▶ Your task
Word for word, restate every line of the listing that follows.

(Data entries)
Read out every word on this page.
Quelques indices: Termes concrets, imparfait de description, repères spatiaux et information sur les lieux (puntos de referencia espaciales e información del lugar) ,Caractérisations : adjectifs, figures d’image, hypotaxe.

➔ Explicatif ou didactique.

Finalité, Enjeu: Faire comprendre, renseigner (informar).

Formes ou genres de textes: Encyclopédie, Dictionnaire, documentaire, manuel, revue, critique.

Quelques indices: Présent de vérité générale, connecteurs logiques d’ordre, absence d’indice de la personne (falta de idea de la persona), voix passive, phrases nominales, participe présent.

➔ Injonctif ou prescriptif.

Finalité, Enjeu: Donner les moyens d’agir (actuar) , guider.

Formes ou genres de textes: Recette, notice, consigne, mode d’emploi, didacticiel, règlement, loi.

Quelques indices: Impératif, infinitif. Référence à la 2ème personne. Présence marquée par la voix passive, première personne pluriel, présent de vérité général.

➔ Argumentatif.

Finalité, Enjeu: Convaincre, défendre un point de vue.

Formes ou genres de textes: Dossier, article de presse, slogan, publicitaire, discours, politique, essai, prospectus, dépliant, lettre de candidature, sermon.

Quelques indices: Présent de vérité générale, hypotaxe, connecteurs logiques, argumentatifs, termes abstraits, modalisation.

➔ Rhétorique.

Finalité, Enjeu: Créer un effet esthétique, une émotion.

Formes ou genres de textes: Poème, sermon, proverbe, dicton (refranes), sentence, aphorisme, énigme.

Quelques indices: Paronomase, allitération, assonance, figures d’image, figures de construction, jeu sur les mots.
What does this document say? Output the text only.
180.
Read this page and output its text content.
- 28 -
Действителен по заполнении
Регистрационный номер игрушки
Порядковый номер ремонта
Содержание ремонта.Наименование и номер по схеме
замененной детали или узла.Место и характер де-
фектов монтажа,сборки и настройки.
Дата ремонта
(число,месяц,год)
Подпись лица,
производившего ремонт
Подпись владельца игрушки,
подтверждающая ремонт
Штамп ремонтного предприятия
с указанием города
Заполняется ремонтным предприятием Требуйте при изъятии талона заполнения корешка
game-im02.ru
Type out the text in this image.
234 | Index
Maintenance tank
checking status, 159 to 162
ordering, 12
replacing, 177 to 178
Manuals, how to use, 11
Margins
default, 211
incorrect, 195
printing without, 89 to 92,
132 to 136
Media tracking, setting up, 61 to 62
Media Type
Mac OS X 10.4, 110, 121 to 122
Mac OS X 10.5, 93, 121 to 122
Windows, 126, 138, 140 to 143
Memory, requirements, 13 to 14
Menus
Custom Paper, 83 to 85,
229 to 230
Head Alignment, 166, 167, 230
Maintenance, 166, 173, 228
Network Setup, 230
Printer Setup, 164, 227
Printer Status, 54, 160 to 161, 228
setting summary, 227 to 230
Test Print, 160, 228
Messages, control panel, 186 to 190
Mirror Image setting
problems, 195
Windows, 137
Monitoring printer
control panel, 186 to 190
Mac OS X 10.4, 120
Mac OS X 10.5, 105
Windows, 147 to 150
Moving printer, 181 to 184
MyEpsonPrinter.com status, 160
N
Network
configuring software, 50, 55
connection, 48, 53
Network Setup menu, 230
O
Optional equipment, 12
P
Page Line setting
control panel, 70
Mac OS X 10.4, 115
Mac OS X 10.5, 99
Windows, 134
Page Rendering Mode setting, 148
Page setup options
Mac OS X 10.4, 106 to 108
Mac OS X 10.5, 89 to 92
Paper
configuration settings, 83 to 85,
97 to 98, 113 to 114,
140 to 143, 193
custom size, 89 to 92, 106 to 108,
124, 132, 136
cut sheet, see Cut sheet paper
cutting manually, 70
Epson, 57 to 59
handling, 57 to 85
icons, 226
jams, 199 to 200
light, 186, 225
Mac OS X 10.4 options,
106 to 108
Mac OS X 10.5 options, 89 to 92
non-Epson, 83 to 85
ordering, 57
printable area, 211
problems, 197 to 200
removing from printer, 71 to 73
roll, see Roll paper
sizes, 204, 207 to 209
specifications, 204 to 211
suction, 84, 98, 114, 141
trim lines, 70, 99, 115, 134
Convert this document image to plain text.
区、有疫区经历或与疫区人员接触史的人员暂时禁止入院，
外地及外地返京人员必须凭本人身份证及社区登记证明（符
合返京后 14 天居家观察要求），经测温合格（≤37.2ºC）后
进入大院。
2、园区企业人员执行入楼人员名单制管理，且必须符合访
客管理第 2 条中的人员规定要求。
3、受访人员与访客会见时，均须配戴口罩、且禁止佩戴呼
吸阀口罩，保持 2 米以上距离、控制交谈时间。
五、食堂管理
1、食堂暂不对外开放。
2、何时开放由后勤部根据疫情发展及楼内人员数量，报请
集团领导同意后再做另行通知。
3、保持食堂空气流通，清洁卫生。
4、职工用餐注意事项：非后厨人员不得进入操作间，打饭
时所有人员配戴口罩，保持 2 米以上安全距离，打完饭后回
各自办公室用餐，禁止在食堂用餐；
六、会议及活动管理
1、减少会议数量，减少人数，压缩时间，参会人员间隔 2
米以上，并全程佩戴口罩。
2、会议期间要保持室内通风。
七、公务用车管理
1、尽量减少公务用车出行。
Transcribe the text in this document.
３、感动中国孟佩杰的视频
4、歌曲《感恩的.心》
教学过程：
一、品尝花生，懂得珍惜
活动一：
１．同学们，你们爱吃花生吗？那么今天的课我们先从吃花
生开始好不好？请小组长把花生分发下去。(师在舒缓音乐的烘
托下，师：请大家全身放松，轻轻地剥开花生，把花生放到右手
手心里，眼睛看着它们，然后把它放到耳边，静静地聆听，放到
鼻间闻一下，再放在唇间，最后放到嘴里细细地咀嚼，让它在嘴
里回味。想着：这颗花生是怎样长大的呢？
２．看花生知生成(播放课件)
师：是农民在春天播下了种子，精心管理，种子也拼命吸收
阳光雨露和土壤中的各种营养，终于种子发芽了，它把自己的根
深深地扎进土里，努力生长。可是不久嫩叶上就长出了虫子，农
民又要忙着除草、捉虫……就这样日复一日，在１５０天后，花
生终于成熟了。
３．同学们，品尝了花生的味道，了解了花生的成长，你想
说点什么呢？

▶ Final result
Read out every word on this page.
Quelques indices: Termes concrets, imparfait de description, repères spatiaux et information sur les lieux (puntos de referencia espaciales e información del lugar) ,Caractérisations : adjectifs, figures d’image, hypotaxe.

➔ Explicatif ou didactique.

Finalité, Enjeu: Faire comprendre, renseigner (informar).

Formes ou genres de textes: Encyclopédie, Dictionnaire, documentaire, manuel, revue, critique.

Quelques indices: Présent de vérité générale, connecteurs logiques d’ordre, absence d’indice de la personne (falta de idea de la persona), voix passive, phrases nominales, participe présent.

➔ Injonctif ou prescriptif.

Finalité, Enjeu: Donner les moyens d’agir (actuar) , guider.

Formes ou genres de textes: Recette, notice, consigne, mode d’emploi, didacticiel, règlement, loi.

Quelques indices: Impératif, infinitif. Référence à la 2ème personne. Présence marquée par la voix passive, première personne pluriel, présent de vérité général.

➔ Argumentatif.

Finalité, Enjeu: Convaincre, défendre un point de vue.

Formes ou genres de textes: Dossier, article de presse, slogan, publicitaire, discours, politique, essai, prospectus, dépliant, lettre de candidature, sermon.

Quelques indices: Présent de vérité générale, hypotaxe, connecteurs logiques, argumentatifs, termes abstraits, modalisation.

➔ Rhétorique.

Finalité, Enjeu: Créer un effet esthétique, une émotion.

Formes ou genres de textes: Poème, sermon, proverbe, dicton (refranes), sentence, aphorisme, énigme.

Quelques indices: Paronomase, allitération, assonance, figures d’image, figures de construction, jeu sur les mots.
What does this document say? Output the text only.
180.
Read this page and output its text content.
- 28 -
Действителен по заполнении
Регистрационный номер игрушки
Порядковый номер ремонта
Содержание ремонта.Наименование и номер по схеме
замененной детали или узла.Место и характер де-
фектов монтажа,сборки и настройки.
Дата ремонта
(число,месяц,год)
Подпись лица,
производившего ремонт
Подпись владельца игрушки,
подтверждающая ремонт
Штамп ремонтного предприятия
с указанием города
Заполняется ремонтным предприятием Требуйте при изъятии талона заполнения корешка
game-im02.ru
Type out the text in this image.
234 | Index
Maintenance tank
checking status, 159 to 162
ordering, 12
replacing, 177 to 178
Manuals, how to use, 11
Margins
default, 211
incorrect, 195
printing without, 89 to 92,
132 to 136
Media tracking, setting up, 61 to 62
Media Type
Mac OS X 10.4, 110, 121 to 122
Mac OS X 10.5, 93, 121 to 122
Windows, 126, 138, 140 to 143
Memory, requirements, 13 to 14
Menus
Custom Paper, 83 to 85,
229 to 230
Head Alignment, 166, 167, 230
Maintenance, 166, 173, 228
Network Setup, 230
Printer Setup, 164, 227
Printer Status, 54, 160 to 161, 228
setting summary, 227 to 230
Test Print, 160, 228
Messages, control panel, 186 to 190
Mirror Image setting
problems, 195
Windows, 137
Monitoring printer
control panel, 186 to 190
Mac OS X 10.4, 120
Mac OS X 10.5, 105
Windows, 147 to 150
Moving printer, 181 to 184
MyEpsonPrinter.com status, 160
N
Network
configuring software, 50, 55
connection, 48, 53
Network Setup menu, 230
O
Optional equipment, 12
P
Page Line setting
control panel, 70
Mac OS X 10.4, 115
Mac OS X 10.5, 99
Windows, 134
Page Rendering Mode setting, 148
Page setup options
Mac OS X 10.4, 106 to 108
Mac OS X 10.5, 89 to 92
Paper
configuration settings, 83 to 85,
97 to 98, 113 to 114,
140 to 143, 193
custom size, 89 to 92, 106 to 108,
124, 132, 136
cut sheet, see Cut sheet paper
cutting manually, 70
Epson, 57 to 59
handling, 57 to 85
icons, 226
jams, 199 to 200
light, 186, 225
Mac OS X 10.4 options,
106 to 108
Mac OS X 10.5 options, 89 to 92
non-Epson, 83 to 85
ordering, 57
printable area, 211
problems, 197 to 200
removing from printer, 71 to 73
roll, see Roll paper
sizes, 204, 207 to 209
specifications, 204 to 211
suction, 84, 98, 114, 141
trim lines, 70, 99, 115, 134
Convert this document image to plain text.
区、有疫区经历或与疫区人员接触史的人员暂时禁止入院，
外地及外地返京人员必须凭本人身份证及社区登记证明（符
合返京后 14 天居家观察要求），经测温合格（≤37.2ºC）后
进入大院。
2、园区企业人员执行入楼人员名单制管理，且必须符合访
客管理第 2 条中的人员规定要求。
3、受访人员与访客会见时，均须配戴口罩、且禁止佩戴呼
吸阀口罩，保持 2 米以上距离、控制交谈时间。
五、食堂管理
1、食堂暂不对外开放。
2、何时开放由后勤部根据疫情发展及楼内人员数量，报请
集团领导同意后再做另行通知。
3、保持食堂空气流通，清洁卫生。
4、职工用餐注意事项：非后厨人员不得进入操作间，打饭
时所有人员配戴口罩，保持 2 米以上安全距离，打完饭后回
各自办公室用餐，禁止在食堂用餐；
六、会议及活动管理
1、减少会议数量，减少人数，压缩时间，参会人员间隔 2
米以上，并全程佩戴口罩。
2、会议期间要保持室内通风。
七、公务用车管理
1、尽量减少公务用车出行。
Transcribe the text in this document.
３、感动中国孟佩杰的视频
4、歌曲《感恩的.心》
教学过程：
一、品尝花生，懂得珍惜
活动一：
１．同学们，你们爱吃花生吗？那么今天的课我们先从吃花
生开始好不好？请小组长把花生分发下去。(师在舒缓音乐的烘
托下，师：请大家全身放松，轻轻地剥开花生，把花生放到右手
手心里，眼睛看着它们，然后把它放到耳边，静静地聆听，放到
鼻间闻一下，再放在唇间，最后放到嘴里细细地咀嚼，让它在嘴
里回味。想着：这颗花生是怎样长大的呢？
２．看花生知生成(播放课件)
师：是农民在春天播下了种子，精心管理，种子也拼命吸收
阳光雨露和土壤中的各种营养，终于种子发芽了，它把自己的根
深深地扎进土里，努力生长。可是不久嫩叶上就长出了虫子，农
民又要忙着除草、捉虫……就这样日复一日，在１５０天后，花
生终于成熟了。
３．同学们，品尝了花生的味道，了解了花生的成长，你想
说点什么呢？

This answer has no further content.